[Dataset records]
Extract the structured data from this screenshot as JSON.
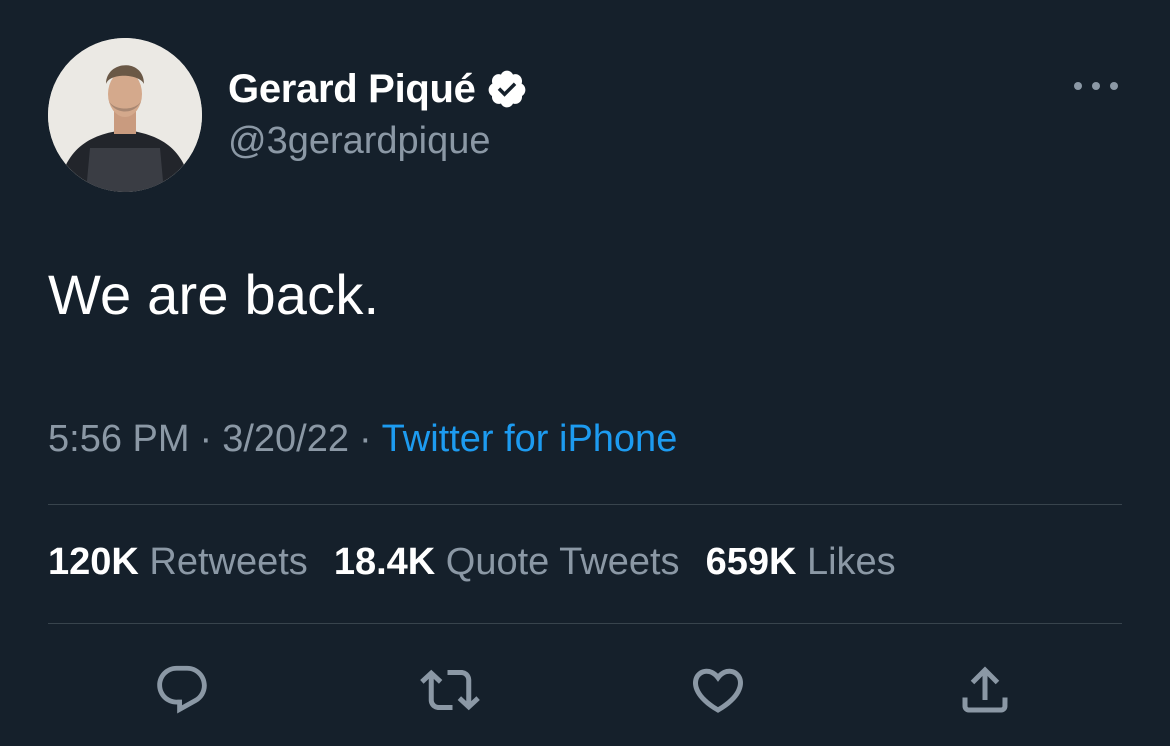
{
  "author": {
    "display_name": "Gerard Piqué",
    "handle": "@3gerardpique",
    "verified": true
  },
  "tweet": {
    "text": "We are back.",
    "time": "5:56 PM",
    "date": "3/20/22",
    "separator": "·",
    "source": "Twitter for iPhone"
  },
  "stats": {
    "retweets_count": "120K",
    "retweets_label": "Retweets",
    "quotes_count": "18.4K",
    "quotes_label": "Quote Tweets",
    "likes_count": "659K",
    "likes_label": "Likes"
  },
  "icons": {
    "more": "more-horizontal-icon",
    "reply": "reply-icon",
    "retweet": "retweet-icon",
    "like": "heart-icon",
    "share": "share-icon",
    "verified": "verified-badge-icon"
  },
  "colors": {
    "background": "#15202b",
    "primary_text": "#ffffff",
    "secondary_text": "#8b98a5",
    "link": "#1d9bf0",
    "divider": "#38444d"
  }
}
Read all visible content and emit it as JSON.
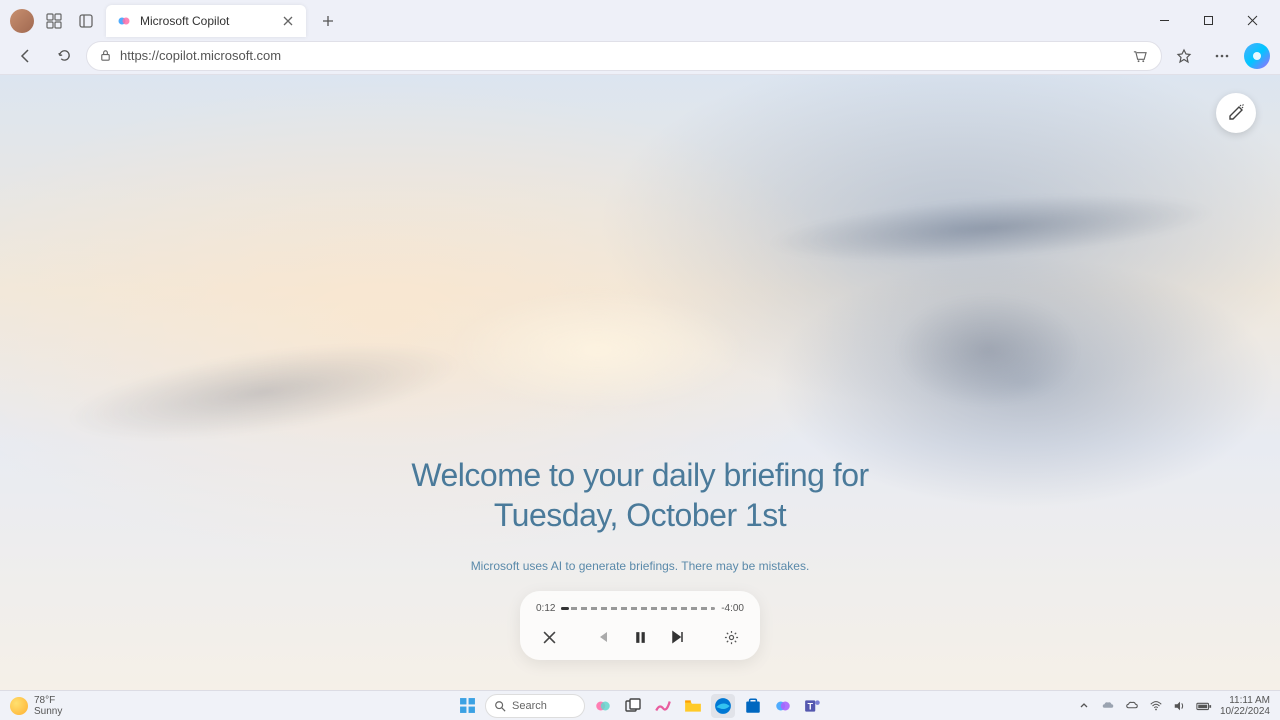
{
  "browser": {
    "tab_title": "Microsoft Copilot",
    "url": "https://copilot.microsoft.com"
  },
  "page": {
    "title_line1": "Welcome to your daily briefing for",
    "title_line2": "Tuesday, October 1st",
    "disclaimer": "Microsoft uses AI to generate briefings. There may be mistakes."
  },
  "player": {
    "elapsed": "0:12",
    "remaining": "-4:00",
    "progress_percent": 5
  },
  "taskbar": {
    "weather_temp": "78°F",
    "weather_cond": "Sunny",
    "search_placeholder": "Search",
    "time": "11:11 AM",
    "date": "10/22/2024"
  }
}
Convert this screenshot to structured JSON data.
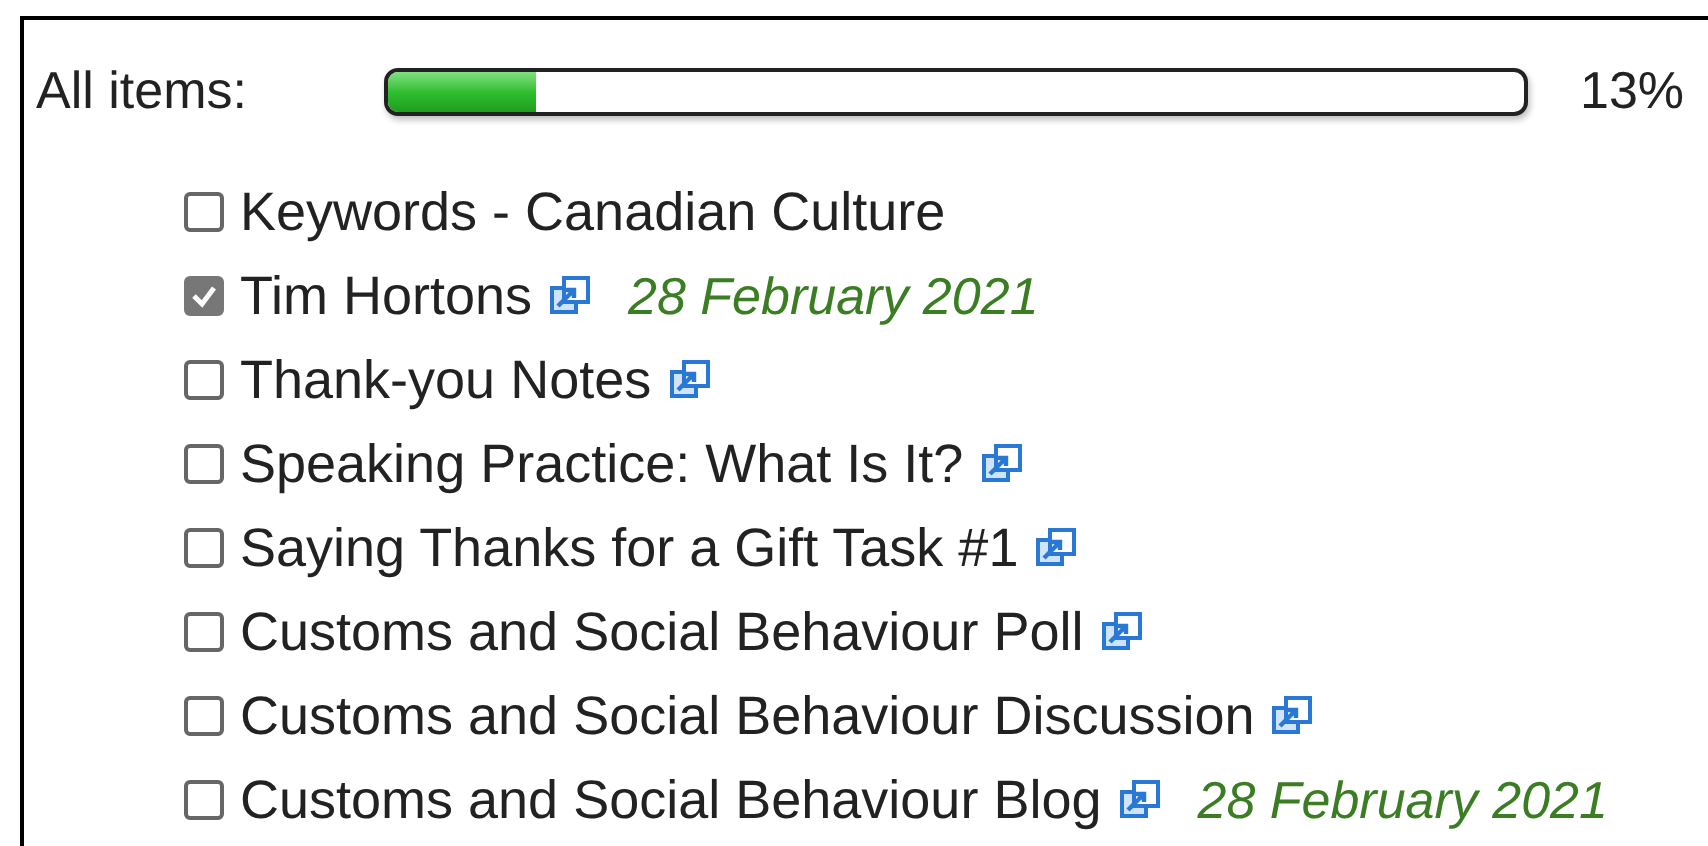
{
  "progress": {
    "label": "All items:",
    "level": 0.13,
    "reading": "13%"
  },
  "items": [
    {
      "title": "Keywords - Canadian Culture",
      "checked": false,
      "link": false
    },
    {
      "title": "Tim Hortons",
      "checked": true,
      "link": true,
      "date": "28 February 2021"
    },
    {
      "title": "Thank-you Notes",
      "checked": false,
      "link": true
    },
    {
      "title": "Speaking Practice: What Is It?",
      "checked": false,
      "link": true
    },
    {
      "title": "Saying Thanks for a Gift Task #1",
      "checked": false,
      "link": true
    },
    {
      "title": "Customs and Social Behaviour Poll",
      "checked": false,
      "link": true
    },
    {
      "title": "Customs and Social Behaviour Discussion",
      "checked": false,
      "link": true
    },
    {
      "title": "Customs and Social Behaviour Blog",
      "checked": false,
      "link": true,
      "date": "28 February 2021"
    }
  ]
}
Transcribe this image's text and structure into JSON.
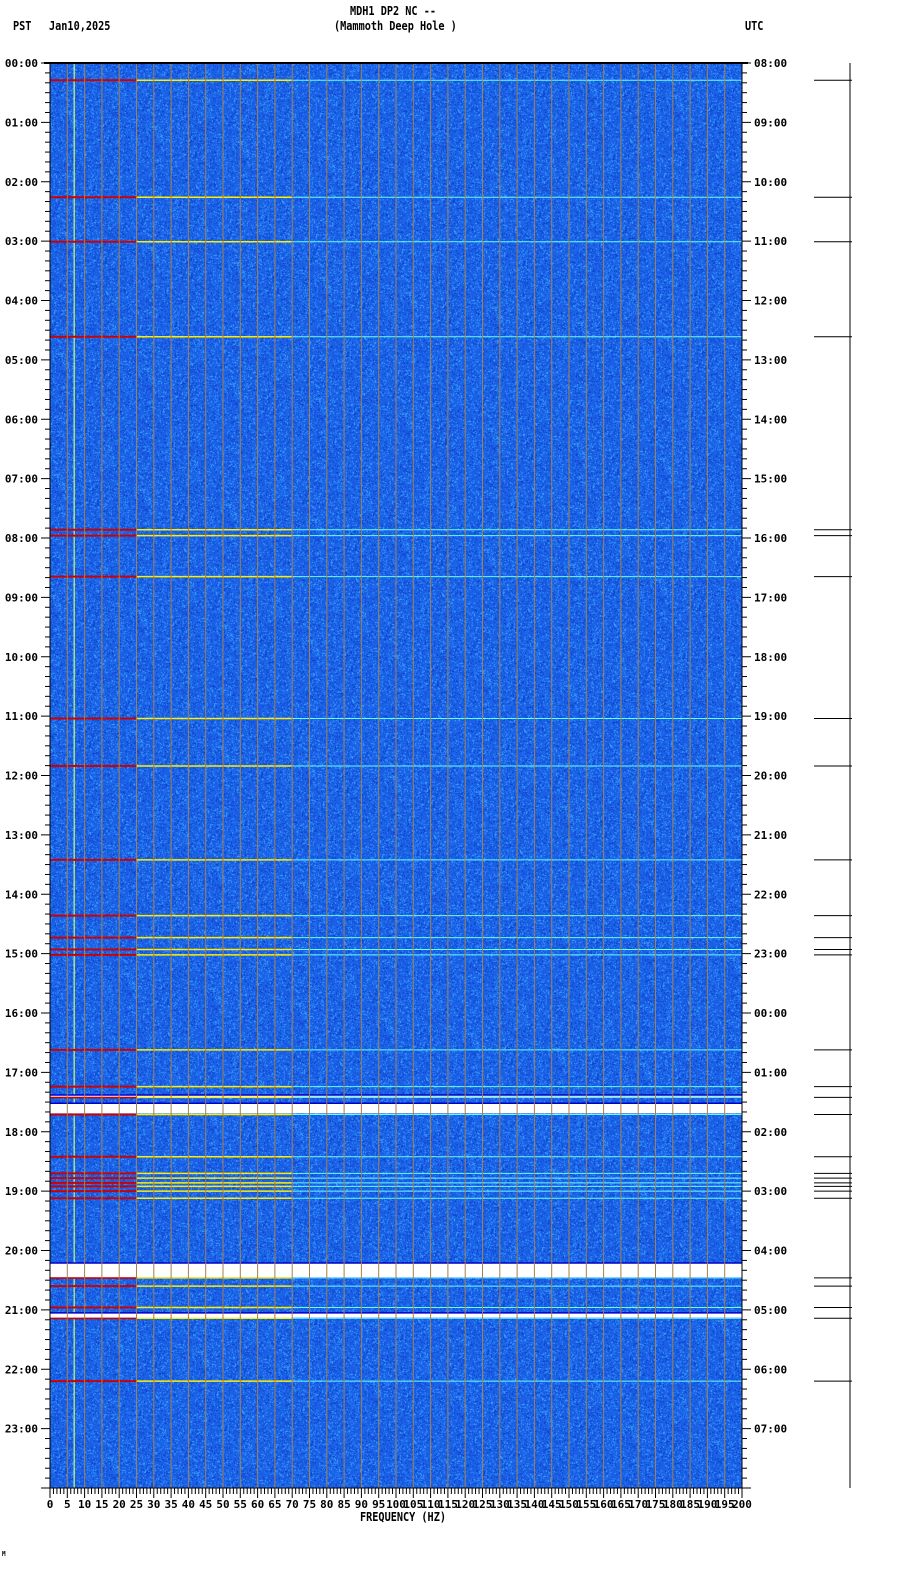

## SHORT PROBLEM
Collect the complete line wherever the string "date" appears in the records.

## SOLUTION TO THIS TASK
    "date": "3/20/22",
    "date": "10/22/2024"
      "date": "28 February 2021"
      "date": "28 February 2021"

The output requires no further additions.